Records.
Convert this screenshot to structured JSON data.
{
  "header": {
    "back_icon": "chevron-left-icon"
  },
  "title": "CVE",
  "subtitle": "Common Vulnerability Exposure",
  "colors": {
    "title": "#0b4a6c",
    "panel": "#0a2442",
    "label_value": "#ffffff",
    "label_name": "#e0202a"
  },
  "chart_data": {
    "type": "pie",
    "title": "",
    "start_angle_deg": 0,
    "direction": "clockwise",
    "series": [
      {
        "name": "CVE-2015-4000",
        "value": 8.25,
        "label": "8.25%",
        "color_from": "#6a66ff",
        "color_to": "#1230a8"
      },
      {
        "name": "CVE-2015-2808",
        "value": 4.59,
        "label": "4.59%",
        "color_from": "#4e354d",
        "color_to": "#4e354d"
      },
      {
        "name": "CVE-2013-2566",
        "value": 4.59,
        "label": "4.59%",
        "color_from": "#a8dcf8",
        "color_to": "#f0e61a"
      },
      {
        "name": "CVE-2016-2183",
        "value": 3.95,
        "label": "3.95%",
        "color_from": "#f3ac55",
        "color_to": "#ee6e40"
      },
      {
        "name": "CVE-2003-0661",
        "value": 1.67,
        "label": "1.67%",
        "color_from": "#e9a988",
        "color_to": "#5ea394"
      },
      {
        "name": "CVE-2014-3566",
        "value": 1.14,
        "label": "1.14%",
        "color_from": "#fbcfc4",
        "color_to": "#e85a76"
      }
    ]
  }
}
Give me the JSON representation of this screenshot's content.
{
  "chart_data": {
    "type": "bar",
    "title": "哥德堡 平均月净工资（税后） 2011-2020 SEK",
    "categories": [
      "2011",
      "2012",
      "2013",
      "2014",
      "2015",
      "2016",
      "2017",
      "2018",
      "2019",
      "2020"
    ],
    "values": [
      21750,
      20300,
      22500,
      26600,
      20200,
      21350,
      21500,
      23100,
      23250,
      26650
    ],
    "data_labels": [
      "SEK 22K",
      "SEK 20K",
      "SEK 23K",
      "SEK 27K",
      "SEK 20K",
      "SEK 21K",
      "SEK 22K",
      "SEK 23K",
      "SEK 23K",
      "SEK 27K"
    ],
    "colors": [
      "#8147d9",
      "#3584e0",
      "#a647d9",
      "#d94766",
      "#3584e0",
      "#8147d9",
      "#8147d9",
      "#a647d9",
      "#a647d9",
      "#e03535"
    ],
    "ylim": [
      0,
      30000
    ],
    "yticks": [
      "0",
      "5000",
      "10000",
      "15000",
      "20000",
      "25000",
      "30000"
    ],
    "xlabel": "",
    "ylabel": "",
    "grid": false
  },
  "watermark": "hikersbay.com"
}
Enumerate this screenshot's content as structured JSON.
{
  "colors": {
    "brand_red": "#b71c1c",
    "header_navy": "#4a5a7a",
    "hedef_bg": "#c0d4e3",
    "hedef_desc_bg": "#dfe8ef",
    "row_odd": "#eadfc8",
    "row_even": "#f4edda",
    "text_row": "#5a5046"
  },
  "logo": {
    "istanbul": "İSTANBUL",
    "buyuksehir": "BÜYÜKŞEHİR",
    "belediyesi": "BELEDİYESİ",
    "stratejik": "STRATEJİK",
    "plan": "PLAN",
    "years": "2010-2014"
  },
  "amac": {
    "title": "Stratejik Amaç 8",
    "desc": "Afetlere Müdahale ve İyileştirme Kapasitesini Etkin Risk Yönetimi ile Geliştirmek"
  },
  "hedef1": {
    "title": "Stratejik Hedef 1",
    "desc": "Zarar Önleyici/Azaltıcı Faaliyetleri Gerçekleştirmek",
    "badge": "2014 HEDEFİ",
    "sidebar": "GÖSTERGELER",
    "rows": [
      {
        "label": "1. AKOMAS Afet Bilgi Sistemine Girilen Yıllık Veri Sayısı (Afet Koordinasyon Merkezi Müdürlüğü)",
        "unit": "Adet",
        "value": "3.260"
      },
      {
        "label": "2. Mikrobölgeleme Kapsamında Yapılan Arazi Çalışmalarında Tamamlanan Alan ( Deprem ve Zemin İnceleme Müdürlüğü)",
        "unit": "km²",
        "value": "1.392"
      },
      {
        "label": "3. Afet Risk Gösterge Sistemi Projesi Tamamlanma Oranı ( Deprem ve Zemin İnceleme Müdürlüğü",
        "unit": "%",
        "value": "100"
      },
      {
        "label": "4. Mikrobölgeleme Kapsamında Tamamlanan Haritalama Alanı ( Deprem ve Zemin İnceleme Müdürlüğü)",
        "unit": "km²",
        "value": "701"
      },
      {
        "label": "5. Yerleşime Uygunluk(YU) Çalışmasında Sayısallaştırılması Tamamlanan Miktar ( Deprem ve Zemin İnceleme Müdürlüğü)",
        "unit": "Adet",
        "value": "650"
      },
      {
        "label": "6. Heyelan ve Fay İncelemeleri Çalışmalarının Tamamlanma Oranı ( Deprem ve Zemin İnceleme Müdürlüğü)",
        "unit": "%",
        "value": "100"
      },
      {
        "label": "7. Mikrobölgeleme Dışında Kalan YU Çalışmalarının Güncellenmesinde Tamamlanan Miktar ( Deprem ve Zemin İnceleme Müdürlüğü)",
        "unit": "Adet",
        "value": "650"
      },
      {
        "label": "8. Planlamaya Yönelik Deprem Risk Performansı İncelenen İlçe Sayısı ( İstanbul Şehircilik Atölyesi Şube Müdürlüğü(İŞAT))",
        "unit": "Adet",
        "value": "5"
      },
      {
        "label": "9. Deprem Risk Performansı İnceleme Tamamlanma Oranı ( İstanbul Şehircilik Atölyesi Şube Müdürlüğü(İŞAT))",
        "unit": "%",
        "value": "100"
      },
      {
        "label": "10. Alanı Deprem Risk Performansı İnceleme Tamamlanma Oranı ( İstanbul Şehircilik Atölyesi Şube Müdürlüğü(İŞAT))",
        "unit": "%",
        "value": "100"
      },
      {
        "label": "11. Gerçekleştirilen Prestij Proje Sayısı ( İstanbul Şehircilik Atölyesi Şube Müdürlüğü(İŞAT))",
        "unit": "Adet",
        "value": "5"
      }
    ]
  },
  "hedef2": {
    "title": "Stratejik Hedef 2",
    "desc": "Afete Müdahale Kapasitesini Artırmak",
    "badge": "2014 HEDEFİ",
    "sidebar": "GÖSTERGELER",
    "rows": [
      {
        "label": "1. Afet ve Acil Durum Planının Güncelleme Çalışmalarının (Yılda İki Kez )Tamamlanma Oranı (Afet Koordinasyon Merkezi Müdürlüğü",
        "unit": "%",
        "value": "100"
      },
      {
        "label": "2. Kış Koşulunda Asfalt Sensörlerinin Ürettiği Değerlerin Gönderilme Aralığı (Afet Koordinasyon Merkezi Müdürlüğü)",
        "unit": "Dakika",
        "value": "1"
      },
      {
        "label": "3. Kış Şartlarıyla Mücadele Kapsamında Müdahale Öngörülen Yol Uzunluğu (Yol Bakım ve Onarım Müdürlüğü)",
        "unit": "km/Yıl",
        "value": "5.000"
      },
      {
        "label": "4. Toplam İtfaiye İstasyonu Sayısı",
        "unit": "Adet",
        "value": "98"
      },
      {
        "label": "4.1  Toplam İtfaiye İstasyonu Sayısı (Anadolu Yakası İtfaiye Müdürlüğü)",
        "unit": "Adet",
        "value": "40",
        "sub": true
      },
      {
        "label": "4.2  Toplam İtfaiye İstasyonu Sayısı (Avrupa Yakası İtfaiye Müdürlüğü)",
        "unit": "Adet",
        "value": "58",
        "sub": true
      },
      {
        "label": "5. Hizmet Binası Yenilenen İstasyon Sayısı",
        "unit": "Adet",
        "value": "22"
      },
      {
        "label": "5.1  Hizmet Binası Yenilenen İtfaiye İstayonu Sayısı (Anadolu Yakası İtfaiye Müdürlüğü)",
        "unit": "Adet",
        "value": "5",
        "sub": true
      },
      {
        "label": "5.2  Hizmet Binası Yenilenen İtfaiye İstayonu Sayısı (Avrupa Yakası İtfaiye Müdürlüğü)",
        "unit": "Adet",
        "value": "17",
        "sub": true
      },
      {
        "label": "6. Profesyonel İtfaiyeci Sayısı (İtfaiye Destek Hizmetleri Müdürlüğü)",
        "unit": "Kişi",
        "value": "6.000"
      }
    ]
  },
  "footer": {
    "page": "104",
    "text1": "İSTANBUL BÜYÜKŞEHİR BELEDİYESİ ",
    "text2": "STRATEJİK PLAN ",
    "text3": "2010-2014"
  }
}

Directions for this task.
Using the listing above, locate the lines that hold "Toplam" and copy each one.

Correct response.
        "label": "4. Toplam İtfaiye İstasyonu Sayısı",
        "label": "4.1  Toplam İtfaiye İstasyonu Sayısı (Anadolu Yakası İtfaiye Müdürlüğü)",
        "label": "4.2  Toplam İtfaiye İstasyonu Sayısı (Avrupa Yakası İtfaiye Müdürlüğü)",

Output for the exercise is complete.